(Extracted data entries)
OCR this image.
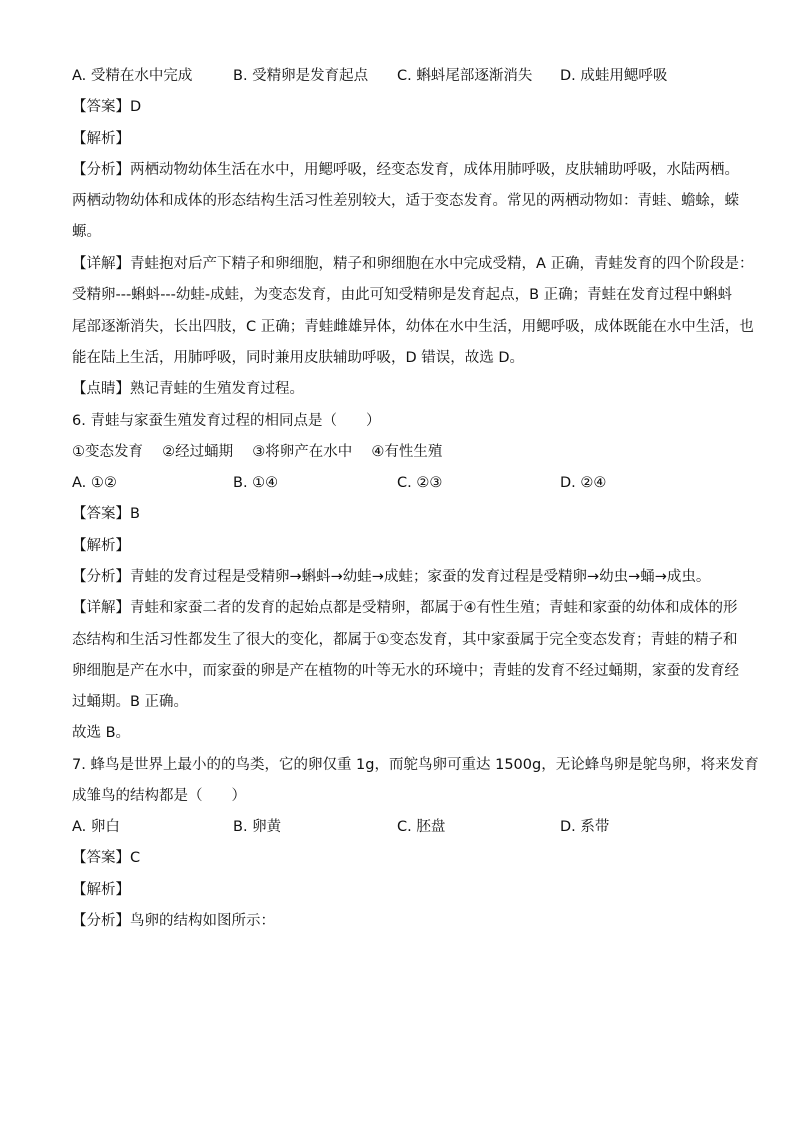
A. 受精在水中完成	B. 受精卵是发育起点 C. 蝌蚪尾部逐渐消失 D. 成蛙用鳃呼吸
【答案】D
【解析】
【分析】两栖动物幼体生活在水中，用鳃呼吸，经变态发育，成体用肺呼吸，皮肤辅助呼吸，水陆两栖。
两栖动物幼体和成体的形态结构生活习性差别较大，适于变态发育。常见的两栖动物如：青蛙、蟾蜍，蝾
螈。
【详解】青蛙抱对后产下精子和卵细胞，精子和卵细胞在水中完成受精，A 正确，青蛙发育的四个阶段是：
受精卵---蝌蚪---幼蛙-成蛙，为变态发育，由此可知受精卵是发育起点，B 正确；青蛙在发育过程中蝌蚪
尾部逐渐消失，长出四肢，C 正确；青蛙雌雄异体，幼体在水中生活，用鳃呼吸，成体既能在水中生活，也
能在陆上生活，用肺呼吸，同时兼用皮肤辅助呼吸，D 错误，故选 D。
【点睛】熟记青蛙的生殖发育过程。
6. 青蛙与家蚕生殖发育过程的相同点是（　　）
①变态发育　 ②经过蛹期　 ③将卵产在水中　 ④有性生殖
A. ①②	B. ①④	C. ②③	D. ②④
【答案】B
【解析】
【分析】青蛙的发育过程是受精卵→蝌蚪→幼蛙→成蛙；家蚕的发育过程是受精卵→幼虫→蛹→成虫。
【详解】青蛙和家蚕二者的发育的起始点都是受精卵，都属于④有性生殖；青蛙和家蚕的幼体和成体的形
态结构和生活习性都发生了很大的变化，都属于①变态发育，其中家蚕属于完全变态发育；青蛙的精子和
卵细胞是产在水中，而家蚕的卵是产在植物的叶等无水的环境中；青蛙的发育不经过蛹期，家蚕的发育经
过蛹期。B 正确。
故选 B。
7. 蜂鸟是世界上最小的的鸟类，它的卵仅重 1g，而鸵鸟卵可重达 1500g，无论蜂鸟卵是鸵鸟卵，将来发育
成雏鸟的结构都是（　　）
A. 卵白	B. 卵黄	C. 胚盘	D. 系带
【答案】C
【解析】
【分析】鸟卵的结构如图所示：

What this task involves —
Copy the records word for word, leaving no picture in the copy.

The output —
OCR this image.
A. 受精在水中完成	B. 受精卵是发育起点 C. 蝌蚪尾部逐渐消失 D. 成蛙用鳃呼吸
【答案】D
【解析】
【分析】两栖动物幼体生活在水中，用鳃呼吸，经变态发育，成体用肺呼吸，皮肤辅助呼吸，水陆两栖。
两栖动物幼体和成体的形态结构生活习性差别较大，适于变态发育。常见的两栖动物如：青蛙、蟾蜍，蝾
螈。
【详解】青蛙抱对后产下精子和卵细胞，精子和卵细胞在水中完成受精，A 正确，青蛙发育的四个阶段是：
受精卵---蝌蚪---幼蛙-成蛙，为变态发育，由此可知受精卵是发育起点，B 正确；青蛙在发育过程中蝌蚪
尾部逐渐消失，长出四肢，C 正确；青蛙雌雄异体，幼体在水中生活，用鳃呼吸，成体既能在水中生活，也
能在陆上生活，用肺呼吸，同时兼用皮肤辅助呼吸，D 错误，故选 D。
【点睛】熟记青蛙的生殖发育过程。
6. 青蛙与家蚕生殖发育过程的相同点是（　　）
①变态发育　 ②经过蛹期　 ③将卵产在水中　 ④有性生殖
A. ①②	B. ①④	C. ②③	D. ②④
【答案】B
【解析】
【分析】青蛙的发育过程是受精卵→蝌蚪→幼蛙→成蛙；家蚕的发育过程是受精卵→幼虫→蛹→成虫。
【详解】青蛙和家蚕二者的发育的起始点都是受精卵，都属于④有性生殖；青蛙和家蚕的幼体和成体的形
态结构和生活习性都发生了很大的变化，都属于①变态发育，其中家蚕属于完全变态发育；青蛙的精子和
卵细胞是产在水中，而家蚕的卵是产在植物的叶等无水的环境中；青蛙的发育不经过蛹期，家蚕的发育经
过蛹期。B 正确。
故选 B。
7. 蜂鸟是世界上最小的的鸟类，它的卵仅重 1g，而鸵鸟卵可重达 1500g，无论蜂鸟卵是鸵鸟卵，将来发育
成雏鸟的结构都是（　　）
A. 卵白	B. 卵黄	C. 胚盘	D. 系带
【答案】C
【解析】
【分析】鸟卵的结构如图所示：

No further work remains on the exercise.